— BEGIN —
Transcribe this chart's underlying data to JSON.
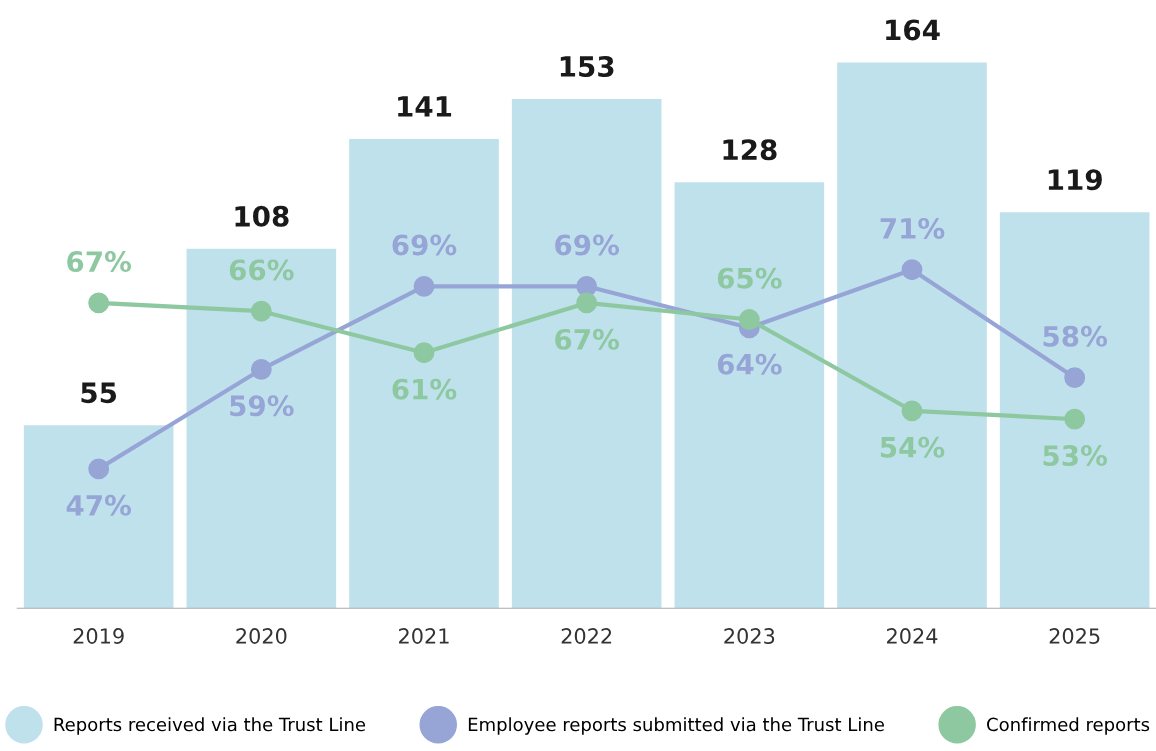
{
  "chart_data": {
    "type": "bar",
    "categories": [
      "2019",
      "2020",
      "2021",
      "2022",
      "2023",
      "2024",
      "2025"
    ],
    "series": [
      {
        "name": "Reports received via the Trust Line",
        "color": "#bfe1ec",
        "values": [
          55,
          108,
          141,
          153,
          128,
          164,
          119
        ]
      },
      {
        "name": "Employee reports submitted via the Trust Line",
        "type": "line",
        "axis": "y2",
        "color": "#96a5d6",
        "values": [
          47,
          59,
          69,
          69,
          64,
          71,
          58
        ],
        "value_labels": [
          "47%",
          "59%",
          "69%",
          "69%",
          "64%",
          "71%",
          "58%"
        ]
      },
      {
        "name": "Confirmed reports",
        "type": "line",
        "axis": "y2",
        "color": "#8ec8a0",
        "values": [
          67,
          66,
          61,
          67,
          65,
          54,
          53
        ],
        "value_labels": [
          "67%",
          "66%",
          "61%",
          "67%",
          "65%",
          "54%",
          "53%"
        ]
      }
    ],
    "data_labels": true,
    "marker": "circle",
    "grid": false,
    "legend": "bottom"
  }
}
— END —
— BEGIN —
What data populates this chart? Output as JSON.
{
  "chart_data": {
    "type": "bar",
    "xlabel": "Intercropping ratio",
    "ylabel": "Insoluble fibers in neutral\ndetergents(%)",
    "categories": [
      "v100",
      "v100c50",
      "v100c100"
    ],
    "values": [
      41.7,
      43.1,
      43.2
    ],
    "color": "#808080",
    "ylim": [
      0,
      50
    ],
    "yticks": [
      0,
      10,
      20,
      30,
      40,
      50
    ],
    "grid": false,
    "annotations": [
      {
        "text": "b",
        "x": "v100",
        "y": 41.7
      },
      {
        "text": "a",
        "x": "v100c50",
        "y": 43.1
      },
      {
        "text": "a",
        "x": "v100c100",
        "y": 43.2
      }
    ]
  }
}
— END —
Directions for this task
Which lines of the material contain the string "name"? List each of them.

Final result
        "name": "Reports received via the Trust Line",
        "name": "Employee reports submitted via the Trust Line",
        "name": "Confirmed reports",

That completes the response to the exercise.